• Data shown:

..........

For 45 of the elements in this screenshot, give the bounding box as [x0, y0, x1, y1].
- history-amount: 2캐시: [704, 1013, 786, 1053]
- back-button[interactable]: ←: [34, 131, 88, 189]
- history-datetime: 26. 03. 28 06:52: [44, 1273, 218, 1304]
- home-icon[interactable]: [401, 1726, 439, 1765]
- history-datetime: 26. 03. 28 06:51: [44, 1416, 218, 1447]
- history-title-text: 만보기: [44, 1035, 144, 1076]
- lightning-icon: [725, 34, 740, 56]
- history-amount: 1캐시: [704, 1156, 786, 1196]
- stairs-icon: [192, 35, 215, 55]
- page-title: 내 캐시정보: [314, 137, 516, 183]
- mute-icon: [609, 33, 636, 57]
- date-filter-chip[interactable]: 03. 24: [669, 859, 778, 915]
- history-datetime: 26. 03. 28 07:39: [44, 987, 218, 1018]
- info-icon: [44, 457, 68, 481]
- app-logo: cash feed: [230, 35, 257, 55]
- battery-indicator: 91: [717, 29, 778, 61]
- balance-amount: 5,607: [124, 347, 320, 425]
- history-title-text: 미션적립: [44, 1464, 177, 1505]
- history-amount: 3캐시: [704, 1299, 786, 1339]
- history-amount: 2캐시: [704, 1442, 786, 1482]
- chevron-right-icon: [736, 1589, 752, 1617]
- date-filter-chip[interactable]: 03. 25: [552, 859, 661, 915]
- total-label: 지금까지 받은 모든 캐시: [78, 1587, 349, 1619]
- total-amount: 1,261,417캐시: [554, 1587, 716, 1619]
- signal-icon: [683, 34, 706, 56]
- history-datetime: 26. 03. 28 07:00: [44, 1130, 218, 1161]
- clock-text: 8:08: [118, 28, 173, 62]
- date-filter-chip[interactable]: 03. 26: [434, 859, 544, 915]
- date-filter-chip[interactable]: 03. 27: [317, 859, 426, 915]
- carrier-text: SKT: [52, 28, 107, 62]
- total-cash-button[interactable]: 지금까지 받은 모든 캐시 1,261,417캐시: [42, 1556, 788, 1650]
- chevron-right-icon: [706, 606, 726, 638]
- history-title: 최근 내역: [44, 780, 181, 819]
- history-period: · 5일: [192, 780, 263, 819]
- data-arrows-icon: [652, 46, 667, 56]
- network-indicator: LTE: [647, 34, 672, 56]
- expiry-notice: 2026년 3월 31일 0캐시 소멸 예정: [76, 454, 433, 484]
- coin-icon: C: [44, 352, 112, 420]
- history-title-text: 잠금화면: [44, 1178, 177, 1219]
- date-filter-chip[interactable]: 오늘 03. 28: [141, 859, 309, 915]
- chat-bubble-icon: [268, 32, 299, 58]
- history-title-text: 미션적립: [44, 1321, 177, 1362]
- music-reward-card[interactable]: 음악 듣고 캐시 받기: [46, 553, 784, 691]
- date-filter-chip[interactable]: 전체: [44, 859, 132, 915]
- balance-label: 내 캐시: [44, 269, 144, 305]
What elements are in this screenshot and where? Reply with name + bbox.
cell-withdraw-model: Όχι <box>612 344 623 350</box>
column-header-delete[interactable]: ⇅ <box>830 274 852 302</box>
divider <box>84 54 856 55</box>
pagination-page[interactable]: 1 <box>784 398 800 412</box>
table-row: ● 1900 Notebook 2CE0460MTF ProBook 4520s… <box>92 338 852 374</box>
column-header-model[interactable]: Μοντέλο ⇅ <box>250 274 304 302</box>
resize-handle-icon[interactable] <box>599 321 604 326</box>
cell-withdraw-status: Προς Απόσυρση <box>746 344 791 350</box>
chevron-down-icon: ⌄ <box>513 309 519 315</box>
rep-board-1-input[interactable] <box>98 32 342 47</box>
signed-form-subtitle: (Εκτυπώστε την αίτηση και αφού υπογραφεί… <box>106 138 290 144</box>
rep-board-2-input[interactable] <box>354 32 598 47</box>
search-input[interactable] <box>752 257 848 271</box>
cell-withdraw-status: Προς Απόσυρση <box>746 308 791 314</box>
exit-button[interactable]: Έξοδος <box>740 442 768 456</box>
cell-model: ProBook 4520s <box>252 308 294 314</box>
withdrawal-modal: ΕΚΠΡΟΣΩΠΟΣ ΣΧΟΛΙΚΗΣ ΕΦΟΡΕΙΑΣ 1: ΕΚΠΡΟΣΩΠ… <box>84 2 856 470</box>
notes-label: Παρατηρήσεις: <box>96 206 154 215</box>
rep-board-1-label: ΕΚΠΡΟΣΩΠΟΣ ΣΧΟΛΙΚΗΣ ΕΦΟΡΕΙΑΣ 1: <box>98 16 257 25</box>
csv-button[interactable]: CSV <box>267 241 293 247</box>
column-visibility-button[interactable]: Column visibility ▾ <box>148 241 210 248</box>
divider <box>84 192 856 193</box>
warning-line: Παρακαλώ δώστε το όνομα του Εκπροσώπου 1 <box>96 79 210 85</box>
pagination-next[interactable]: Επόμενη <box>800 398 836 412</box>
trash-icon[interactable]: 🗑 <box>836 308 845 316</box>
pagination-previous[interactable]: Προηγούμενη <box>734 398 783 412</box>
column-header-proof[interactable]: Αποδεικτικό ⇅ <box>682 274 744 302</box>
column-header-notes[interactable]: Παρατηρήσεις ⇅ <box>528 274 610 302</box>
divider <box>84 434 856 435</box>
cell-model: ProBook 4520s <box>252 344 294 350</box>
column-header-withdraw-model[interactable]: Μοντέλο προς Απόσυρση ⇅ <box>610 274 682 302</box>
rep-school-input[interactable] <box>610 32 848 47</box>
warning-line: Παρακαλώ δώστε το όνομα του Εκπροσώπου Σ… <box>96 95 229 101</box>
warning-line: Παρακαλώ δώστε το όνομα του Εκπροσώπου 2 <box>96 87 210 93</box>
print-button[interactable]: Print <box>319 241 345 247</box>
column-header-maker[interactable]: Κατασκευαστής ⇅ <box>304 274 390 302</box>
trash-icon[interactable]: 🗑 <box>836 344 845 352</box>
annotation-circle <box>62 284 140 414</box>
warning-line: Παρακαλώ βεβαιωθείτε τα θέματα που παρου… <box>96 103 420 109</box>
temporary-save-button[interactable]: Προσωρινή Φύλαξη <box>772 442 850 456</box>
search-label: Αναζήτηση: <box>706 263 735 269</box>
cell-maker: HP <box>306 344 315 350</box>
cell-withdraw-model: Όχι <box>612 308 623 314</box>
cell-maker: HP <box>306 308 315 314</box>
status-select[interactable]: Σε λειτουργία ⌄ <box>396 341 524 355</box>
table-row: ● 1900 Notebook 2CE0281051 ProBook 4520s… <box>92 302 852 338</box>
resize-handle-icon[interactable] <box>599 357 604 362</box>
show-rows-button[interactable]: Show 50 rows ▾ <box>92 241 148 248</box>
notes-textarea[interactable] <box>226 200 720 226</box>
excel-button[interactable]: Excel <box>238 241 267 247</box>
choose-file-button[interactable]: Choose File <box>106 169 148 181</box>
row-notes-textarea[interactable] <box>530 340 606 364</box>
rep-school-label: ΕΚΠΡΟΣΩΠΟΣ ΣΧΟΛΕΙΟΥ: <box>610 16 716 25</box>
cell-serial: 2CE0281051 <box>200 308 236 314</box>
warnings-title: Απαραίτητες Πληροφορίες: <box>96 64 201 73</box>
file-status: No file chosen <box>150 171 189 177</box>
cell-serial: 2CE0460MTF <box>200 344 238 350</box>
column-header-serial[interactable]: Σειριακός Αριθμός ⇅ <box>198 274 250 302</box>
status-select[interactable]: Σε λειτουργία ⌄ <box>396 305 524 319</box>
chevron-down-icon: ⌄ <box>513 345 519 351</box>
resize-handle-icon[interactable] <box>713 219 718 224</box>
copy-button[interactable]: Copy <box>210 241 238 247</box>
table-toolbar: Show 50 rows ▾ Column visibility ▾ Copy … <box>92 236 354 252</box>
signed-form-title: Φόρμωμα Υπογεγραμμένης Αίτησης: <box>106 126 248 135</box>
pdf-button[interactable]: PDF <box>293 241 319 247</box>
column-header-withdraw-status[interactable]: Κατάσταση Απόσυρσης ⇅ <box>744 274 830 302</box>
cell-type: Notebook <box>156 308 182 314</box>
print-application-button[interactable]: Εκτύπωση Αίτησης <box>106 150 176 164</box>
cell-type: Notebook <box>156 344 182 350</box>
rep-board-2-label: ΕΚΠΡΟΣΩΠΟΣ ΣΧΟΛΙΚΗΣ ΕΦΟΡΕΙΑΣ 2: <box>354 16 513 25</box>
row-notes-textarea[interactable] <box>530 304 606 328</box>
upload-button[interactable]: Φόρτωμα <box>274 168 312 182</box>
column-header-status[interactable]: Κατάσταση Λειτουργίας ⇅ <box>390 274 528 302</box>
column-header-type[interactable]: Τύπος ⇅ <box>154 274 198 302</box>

..........

• Given problem:
Reproduce the rows from the very first line down to the line containing "- history-datetime: 26. 03. 28 06:52: [44, 1273, 218, 1304]", including both of those lines.

• Task result:
For 45 of the elements in this screenshot, give the bounding box as [x0, y0, x1, y1].
- history-amount: 2캐시: [704, 1013, 786, 1053]
- back-button[interactable]: ←: [34, 131, 88, 189]
- history-datetime: 26. 03. 28 06:52: [44, 1273, 218, 1304]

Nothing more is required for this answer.